Give back each entry unchanged, minus pictures.

--- begin ---

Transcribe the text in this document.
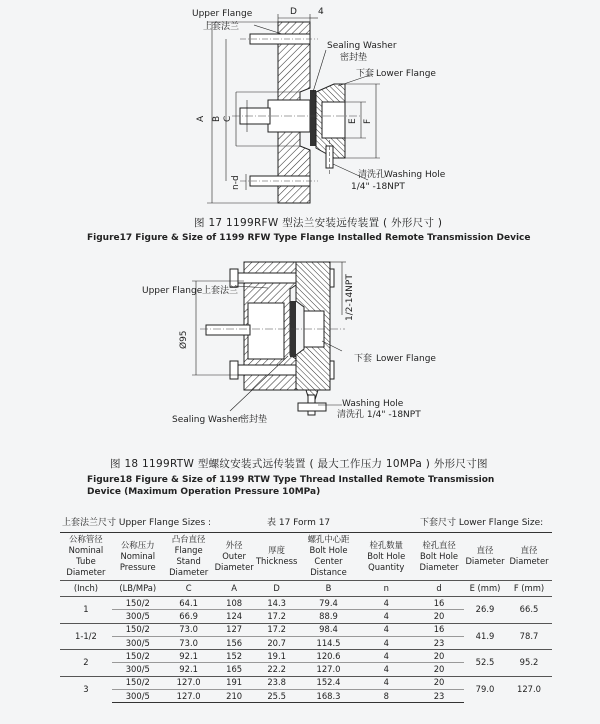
D 4
A B C	E F
n-d
Upper Flange
上套法兰
Sealing Washer
密封垫
下套 Lower Flange
清洗孔
Washing Hole
1/4" -18NPT
图 17 1199RFW 型法兰安装远传装置 ( 外形尺寸 )
Figure17 Figure & Size of 1199 RFW Type Flange Installed Remote Transmission Device
1/2-14NPT
Ø95
Upper Flange 上套法兰
下套 Lower Flange
Washing Hole
清洗孔 1/4" -18NPT
Sealing Washer
密封垫
图 18 1199RTW 型螺纹安装式远传装置 ( 最大工作压力 10MPa ) 外形尺寸图
Figure18 Figure & Size of 1199 RTW Type Thread Installed Remote Transmission
Device (Maximum Operation Pressure 10MPa)
上套法兰尺寸 Upper Flange Sizes :	表 17 Form 17	下套尺寸 Lower Flange Size:
公称管径
Nominal Tube Diameter	公称压力
Nominal Pressure	凸台直径
Flange Stand Diameter	外径
Outer Diameter	厚度
Thickness	螺孔中心距
Bolt Hole Center Distance	栓孔数量
Bolt Hole Quantity	栓孔直径
Bolt Hole Diameter	直径
Diameter	直径
Diameter
(Inch)	(LB/MPa)	C	A	D	B	n	d	E (mm)	F (mm)
1	150/2	64.1	108	14.3	79.4	4	16	26.9	66.5
	300/5	66.9	124	17.2	88.9	4	20		
1-1/2	150/2	73.0	127	17.2	98.4	4	16	41.9	78.7
	300/5	73.0	156	20.7	114.5	4	23		
2	150/2	92.1	152	19.1	120.6	4	20	52.5	95.2
	300/5	92.1	165	22.2	127.0	4	20		
3	150/2	127.0	191	23.8	152.4	4	20	79.0	127.0
	300/5	127.0	210	25.5	168.3	8	23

--- end ---

* **Output**
Transcribe the text in this document.
D 4
A B C	E F
n-d
Upper Flange
上套法兰
Sealing Washer
密封垫
下套 Lower Flange
清洗孔
Washing Hole
1/4" -18NPT
图 17 1199RFW 型法兰安装远传装置 ( 外形尺寸 )
Figure17 Figure & Size of 1199 RFW Type Flange Installed Remote Transmission Device
1/2-14NPT
Ø95
Upper Flange 上套法兰
下套 Lower Flange
Washing Hole
清洗孔 1/4" -18NPT
Sealing Washer
密封垫
图 18 1199RTW 型螺纹安装式远传装置 ( 最大工作压力 10MPa ) 外形尺寸图
Figure18 Figure & Size of 1199 RTW Type Thread Installed Remote Transmission
Device (Maximum Operation Pressure 10MPa)
上套法兰尺寸 Upper Flange Sizes :	表 17 Form 17	下套尺寸 Lower Flange Size:
公称管径
Nominal Tube Diameter	公称压力
Nominal Pressure	凸台直径
Flange Stand Diameter	外径
Outer Diameter	厚度
Thickness	螺孔中心距
Bolt Hole Center Distance	栓孔数量
Bolt Hole Quantity	栓孔直径
Bolt Hole Diameter	直径
Diameter	直径
Diameter
(Inch)	(LB/MPa)	C	A	D	B	n	d	E (mm)	F (mm)
1	150/2	64.1	108	14.3	79.4	4	16	26.9	66.5
	300/5	66.9	124	17.2	88.9	4	20		
1-1/2	150/2	73.0	127	17.2	98.4	4	16	41.9	78.7
	300/5	73.0	156	20.7	114.5	4	23		
2	150/2	92.1	152	19.1	120.6	4	20	52.5	95.2
	300/5	92.1	165	22.2	127.0	4	20		
3	150/2	127.0	191	23.8	152.4	4	20	79.0	127.0
	300/5	127.0	210	25.5	168.3	8	23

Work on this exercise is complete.